Could you transcribe every record below exactly as written, leaving out any pictures?
[start]
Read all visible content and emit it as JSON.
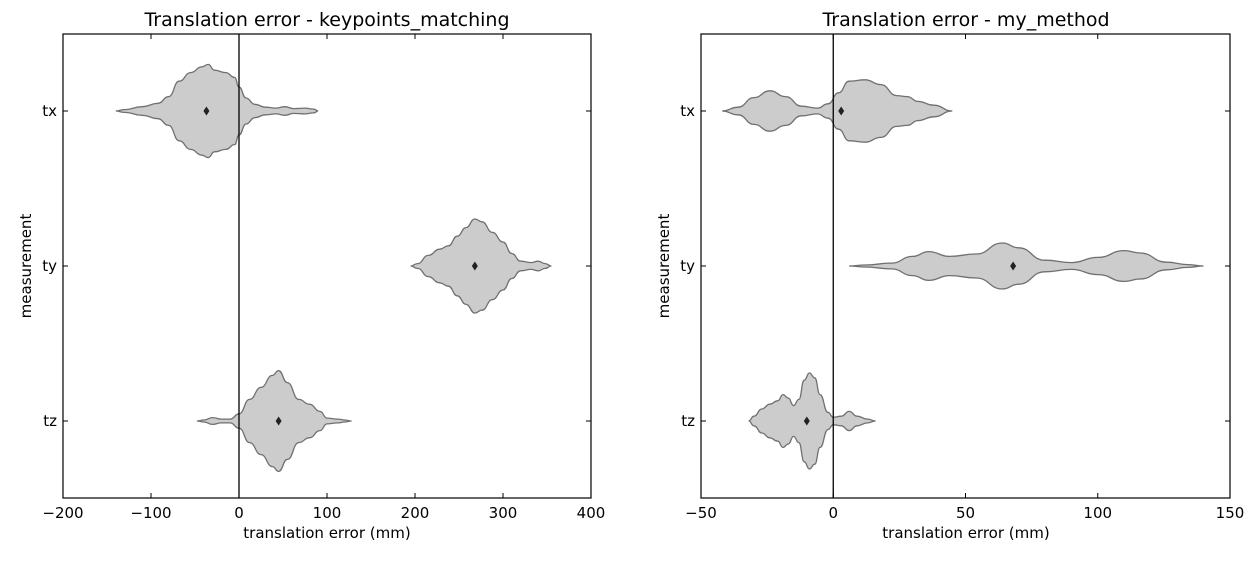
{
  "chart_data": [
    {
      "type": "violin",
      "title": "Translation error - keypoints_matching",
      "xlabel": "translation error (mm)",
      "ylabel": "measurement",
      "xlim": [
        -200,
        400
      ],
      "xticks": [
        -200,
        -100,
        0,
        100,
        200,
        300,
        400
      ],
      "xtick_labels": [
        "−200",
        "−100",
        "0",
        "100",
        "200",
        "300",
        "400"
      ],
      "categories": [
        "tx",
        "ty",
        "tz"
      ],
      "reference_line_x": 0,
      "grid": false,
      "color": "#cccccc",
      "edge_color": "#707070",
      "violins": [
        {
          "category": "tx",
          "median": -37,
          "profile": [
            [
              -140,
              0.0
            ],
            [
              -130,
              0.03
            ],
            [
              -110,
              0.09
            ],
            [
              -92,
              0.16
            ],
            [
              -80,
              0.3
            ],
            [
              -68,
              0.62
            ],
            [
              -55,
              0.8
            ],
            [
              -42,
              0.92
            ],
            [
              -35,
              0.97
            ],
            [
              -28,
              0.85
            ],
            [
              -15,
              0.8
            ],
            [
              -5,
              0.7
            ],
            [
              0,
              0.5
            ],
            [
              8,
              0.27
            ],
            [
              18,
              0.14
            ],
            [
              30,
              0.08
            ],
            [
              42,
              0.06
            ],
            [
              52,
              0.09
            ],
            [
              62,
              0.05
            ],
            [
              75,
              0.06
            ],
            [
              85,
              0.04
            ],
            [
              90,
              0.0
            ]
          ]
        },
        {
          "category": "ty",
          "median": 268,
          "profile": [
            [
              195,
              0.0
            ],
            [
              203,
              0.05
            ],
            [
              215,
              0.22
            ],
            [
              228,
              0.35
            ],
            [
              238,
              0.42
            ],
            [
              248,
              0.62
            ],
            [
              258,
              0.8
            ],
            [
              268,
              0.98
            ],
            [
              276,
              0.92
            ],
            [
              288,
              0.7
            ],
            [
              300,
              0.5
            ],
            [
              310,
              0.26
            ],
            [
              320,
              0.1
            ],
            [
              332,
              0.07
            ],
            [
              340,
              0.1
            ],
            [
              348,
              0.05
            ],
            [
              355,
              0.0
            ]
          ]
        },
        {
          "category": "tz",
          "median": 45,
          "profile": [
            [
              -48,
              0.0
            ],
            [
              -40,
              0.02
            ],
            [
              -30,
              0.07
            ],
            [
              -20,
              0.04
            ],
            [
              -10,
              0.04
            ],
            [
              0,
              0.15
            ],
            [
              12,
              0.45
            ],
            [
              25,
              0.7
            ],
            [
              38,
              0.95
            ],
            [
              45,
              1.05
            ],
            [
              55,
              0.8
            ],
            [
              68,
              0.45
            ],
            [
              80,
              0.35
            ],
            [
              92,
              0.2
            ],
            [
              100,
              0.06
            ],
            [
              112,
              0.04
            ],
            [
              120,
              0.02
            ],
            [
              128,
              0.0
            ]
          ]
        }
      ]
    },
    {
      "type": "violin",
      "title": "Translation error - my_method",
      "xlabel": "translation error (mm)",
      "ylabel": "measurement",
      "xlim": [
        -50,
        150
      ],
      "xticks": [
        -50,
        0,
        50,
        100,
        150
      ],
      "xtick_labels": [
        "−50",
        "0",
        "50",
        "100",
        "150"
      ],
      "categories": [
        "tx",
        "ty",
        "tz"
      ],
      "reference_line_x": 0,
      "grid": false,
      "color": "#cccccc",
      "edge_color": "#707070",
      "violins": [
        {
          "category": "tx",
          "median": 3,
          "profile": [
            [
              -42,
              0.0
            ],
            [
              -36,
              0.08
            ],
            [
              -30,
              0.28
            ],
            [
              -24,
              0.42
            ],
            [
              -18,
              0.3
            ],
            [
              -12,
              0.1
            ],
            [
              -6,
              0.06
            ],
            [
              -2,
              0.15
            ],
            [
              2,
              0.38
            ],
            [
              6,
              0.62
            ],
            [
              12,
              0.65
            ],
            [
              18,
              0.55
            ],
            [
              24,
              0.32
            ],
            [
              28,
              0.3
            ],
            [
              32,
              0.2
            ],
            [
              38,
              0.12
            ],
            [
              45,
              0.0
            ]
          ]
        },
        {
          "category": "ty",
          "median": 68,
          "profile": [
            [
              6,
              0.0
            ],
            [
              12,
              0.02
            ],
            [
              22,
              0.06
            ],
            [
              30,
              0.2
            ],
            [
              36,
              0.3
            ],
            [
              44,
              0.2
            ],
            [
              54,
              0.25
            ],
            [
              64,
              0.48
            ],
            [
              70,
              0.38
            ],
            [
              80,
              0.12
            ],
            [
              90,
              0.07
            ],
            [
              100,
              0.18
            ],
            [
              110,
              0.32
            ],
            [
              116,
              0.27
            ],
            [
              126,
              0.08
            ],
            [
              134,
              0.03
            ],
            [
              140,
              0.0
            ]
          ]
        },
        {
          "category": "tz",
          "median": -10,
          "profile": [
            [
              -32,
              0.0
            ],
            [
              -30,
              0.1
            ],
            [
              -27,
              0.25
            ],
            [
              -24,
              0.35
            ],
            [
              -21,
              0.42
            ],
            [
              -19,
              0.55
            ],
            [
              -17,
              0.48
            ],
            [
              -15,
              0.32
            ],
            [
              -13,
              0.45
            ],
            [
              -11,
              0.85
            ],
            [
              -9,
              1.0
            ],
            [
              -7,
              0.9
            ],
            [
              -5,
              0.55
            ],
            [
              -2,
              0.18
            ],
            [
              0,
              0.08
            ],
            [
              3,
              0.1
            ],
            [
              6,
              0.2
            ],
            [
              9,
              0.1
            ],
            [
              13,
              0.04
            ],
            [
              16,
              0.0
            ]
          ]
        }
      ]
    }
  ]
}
[end]
[Answer for this exercise]:
Read all visible content and emit it as JSON.
{
  "chart_data": [
    {
      "type": "violin",
      "title": "Translation error - keypoints_matching",
      "xlabel": "translation error (mm)",
      "ylabel": "measurement",
      "xlim": [
        -200,
        400
      ],
      "xticks": [
        -200,
        -100,
        0,
        100,
        200,
        300,
        400
      ],
      "xtick_labels": [
        "−200",
        "−100",
        "0",
        "100",
        "200",
        "300",
        "400"
      ],
      "categories": [
        "tx",
        "ty",
        "tz"
      ],
      "reference_line_x": 0,
      "grid": false,
      "color": "#cccccc",
      "edge_color": "#707070",
      "violins": [
        {
          "category": "tx",
          "median": -37,
          "profile": [
            [
              -140,
              0.0
            ],
            [
              -130,
              0.03
            ],
            [
              -110,
              0.09
            ],
            [
              -92,
              0.16
            ],
            [
              -80,
              0.3
            ],
            [
              -68,
              0.62
            ],
            [
              -55,
              0.8
            ],
            [
              -42,
              0.92
            ],
            [
              -35,
              0.97
            ],
            [
              -28,
              0.85
            ],
            [
              -15,
              0.8
            ],
            [
              -5,
              0.7
            ],
            [
              0,
              0.5
            ],
            [
              8,
              0.27
            ],
            [
              18,
              0.14
            ],
            [
              30,
              0.08
            ],
            [
              42,
              0.06
            ],
            [
              52,
              0.09
            ],
            [
              62,
              0.05
            ],
            [
              75,
              0.06
            ],
            [
              85,
              0.04
            ],
            [
              90,
              0.0
            ]
          ]
        },
        {
          "category": "ty",
          "median": 268,
          "profile": [
            [
              195,
              0.0
            ],
            [
              203,
              0.05
            ],
            [
              215,
              0.22
            ],
            [
              228,
              0.35
            ],
            [
              238,
              0.42
            ],
            [
              248,
              0.62
            ],
            [
              258,
              0.8
            ],
            [
              268,
              0.98
            ],
            [
              276,
              0.92
            ],
            [
              288,
              0.7
            ],
            [
              300,
              0.5
            ],
            [
              310,
              0.26
            ],
            [
              320,
              0.1
            ],
            [
              332,
              0.07
            ],
            [
              340,
              0.1
            ],
            [
              348,
              0.05
            ],
            [
              355,
              0.0
            ]
          ]
        },
        {
          "category": "tz",
          "median": 45,
          "profile": [
            [
              -48,
              0.0
            ],
            [
              -40,
              0.02
            ],
            [
              -30,
              0.07
            ],
            [
              -20,
              0.04
            ],
            [
              -10,
              0.04
            ],
            [
              0,
              0.15
            ],
            [
              12,
              0.45
            ],
            [
              25,
              0.7
            ],
            [
              38,
              0.95
            ],
            [
              45,
              1.05
            ],
            [
              55,
              0.8
            ],
            [
              68,
              0.45
            ],
            [
              80,
              0.35
            ],
            [
              92,
              0.2
            ],
            [
              100,
              0.06
            ],
            [
              112,
              0.04
            ],
            [
              120,
              0.02
            ],
            [
              128,
              0.0
            ]
          ]
        }
      ]
    },
    {
      "type": "violin",
      "title": "Translation error - my_method",
      "xlabel": "translation error (mm)",
      "ylabel": "measurement",
      "xlim": [
        -50,
        150
      ],
      "xticks": [
        -50,
        0,
        50,
        100,
        150
      ],
      "xtick_labels": [
        "−50",
        "0",
        "50",
        "100",
        "150"
      ],
      "categories": [
        "tx",
        "ty",
        "tz"
      ],
      "reference_line_x": 0,
      "grid": false,
      "color": "#cccccc",
      "edge_color": "#707070",
      "violins": [
        {
          "category": "tx",
          "median": 3,
          "profile": [
            [
              -42,
              0.0
            ],
            [
              -36,
              0.08
            ],
            [
              -30,
              0.28
            ],
            [
              -24,
              0.42
            ],
            [
              -18,
              0.3
            ],
            [
              -12,
              0.1
            ],
            [
              -6,
              0.06
            ],
            [
              -2,
              0.15
            ],
            [
              2,
              0.38
            ],
            [
              6,
              0.62
            ],
            [
              12,
              0.65
            ],
            [
              18,
              0.55
            ],
            [
              24,
              0.32
            ],
            [
              28,
              0.3
            ],
            [
              32,
              0.2
            ],
            [
              38,
              0.12
            ],
            [
              45,
              0.0
            ]
          ]
        },
        {
          "category": "ty",
          "median": 68,
          "profile": [
            [
              6,
              0.0
            ],
            [
              12,
              0.02
            ],
            [
              22,
              0.06
            ],
            [
              30,
              0.2
            ],
            [
              36,
              0.3
            ],
            [
              44,
              0.2
            ],
            [
              54,
              0.25
            ],
            [
              64,
              0.48
            ],
            [
              70,
              0.38
            ],
            [
              80,
              0.12
            ],
            [
              90,
              0.07
            ],
            [
              100,
              0.18
            ],
            [
              110,
              0.32
            ],
            [
              116,
              0.27
            ],
            [
              126,
              0.08
            ],
            [
              134,
              0.03
            ],
            [
              140,
              0.0
            ]
          ]
        },
        {
          "category": "tz",
          "median": -10,
          "profile": [
            [
              -32,
              0.0
            ],
            [
              -30,
              0.1
            ],
            [
              -27,
              0.25
            ],
            [
              -24,
              0.35
            ],
            [
              -21,
              0.42
            ],
            [
              -19,
              0.55
            ],
            [
              -17,
              0.48
            ],
            [
              -15,
              0.32
            ],
            [
              -13,
              0.45
            ],
            [
              -11,
              0.85
            ],
            [
              -9,
              1.0
            ],
            [
              -7,
              0.9
            ],
            [
              -5,
              0.55
            ],
            [
              -2,
              0.18
            ],
            [
              0,
              0.08
            ],
            [
              3,
              0.1
            ],
            [
              6,
              0.2
            ],
            [
              9,
              0.1
            ],
            [
              13,
              0.04
            ],
            [
              16,
              0.0
            ]
          ]
        }
      ]
    }
  ]
}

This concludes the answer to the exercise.